__EXERCISE__:
Scan the entries below and extract each line with the word "Markit" in it.

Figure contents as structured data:
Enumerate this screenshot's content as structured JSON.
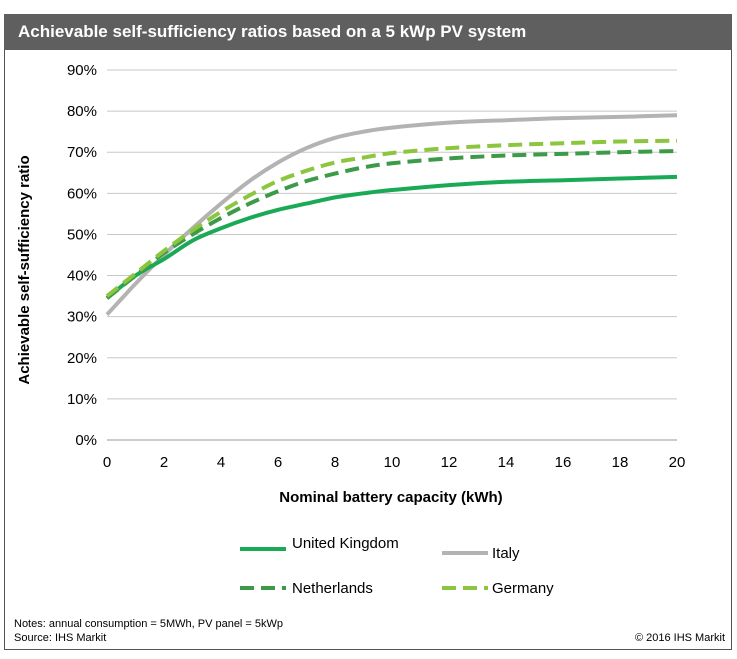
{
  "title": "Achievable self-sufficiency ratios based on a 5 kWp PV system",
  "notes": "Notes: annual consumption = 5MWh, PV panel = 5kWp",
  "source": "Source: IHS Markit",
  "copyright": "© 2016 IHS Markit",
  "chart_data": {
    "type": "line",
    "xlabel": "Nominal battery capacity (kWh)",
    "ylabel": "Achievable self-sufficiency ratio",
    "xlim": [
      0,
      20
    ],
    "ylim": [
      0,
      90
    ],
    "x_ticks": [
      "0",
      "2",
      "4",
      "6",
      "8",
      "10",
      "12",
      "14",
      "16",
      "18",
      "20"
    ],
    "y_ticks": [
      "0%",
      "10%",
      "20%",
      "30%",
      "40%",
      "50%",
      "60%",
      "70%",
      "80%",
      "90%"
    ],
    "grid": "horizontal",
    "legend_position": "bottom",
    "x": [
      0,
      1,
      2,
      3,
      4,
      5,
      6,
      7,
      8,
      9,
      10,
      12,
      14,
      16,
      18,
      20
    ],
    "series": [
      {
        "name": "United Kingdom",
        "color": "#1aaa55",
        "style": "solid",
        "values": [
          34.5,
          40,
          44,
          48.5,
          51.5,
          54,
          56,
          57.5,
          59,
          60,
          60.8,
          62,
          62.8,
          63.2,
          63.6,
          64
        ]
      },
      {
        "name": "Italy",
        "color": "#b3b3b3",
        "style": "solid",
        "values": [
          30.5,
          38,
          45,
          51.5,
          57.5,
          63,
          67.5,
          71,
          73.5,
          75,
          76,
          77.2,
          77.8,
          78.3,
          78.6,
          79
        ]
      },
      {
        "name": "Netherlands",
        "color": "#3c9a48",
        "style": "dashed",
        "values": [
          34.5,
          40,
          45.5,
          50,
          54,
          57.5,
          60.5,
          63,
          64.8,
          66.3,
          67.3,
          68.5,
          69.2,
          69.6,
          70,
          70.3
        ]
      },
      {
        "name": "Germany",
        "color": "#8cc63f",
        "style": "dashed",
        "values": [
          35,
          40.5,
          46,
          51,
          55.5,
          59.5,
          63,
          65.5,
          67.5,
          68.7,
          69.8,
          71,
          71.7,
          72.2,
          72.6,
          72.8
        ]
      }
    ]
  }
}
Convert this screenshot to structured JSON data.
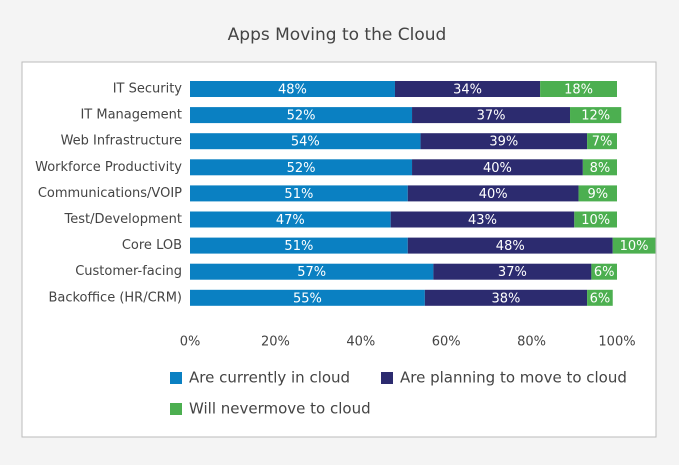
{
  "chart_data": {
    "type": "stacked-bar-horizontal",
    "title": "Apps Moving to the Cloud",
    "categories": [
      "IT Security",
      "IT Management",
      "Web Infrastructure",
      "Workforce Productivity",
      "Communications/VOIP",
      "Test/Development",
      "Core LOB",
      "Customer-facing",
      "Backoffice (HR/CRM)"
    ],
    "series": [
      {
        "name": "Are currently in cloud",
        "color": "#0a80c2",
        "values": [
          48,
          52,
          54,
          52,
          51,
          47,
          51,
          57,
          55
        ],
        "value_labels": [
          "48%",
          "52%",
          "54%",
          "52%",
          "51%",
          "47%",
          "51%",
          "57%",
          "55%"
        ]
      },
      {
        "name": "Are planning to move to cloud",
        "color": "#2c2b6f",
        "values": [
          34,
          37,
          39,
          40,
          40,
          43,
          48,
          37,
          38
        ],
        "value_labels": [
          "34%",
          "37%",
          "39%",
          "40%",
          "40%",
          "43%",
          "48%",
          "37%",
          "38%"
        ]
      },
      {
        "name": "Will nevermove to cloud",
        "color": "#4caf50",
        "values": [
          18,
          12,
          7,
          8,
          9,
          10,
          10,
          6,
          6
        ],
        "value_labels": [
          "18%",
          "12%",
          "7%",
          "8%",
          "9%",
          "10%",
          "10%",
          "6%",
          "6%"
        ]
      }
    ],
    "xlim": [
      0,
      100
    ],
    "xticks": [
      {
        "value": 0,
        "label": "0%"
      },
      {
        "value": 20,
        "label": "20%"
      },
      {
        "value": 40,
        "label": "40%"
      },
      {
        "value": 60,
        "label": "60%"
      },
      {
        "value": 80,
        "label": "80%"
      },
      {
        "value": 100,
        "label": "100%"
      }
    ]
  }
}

__COMPLETE ANSWER__:
  "source": "Source: IHS Markit",
  "copyright": "© 2016 IHS Markit",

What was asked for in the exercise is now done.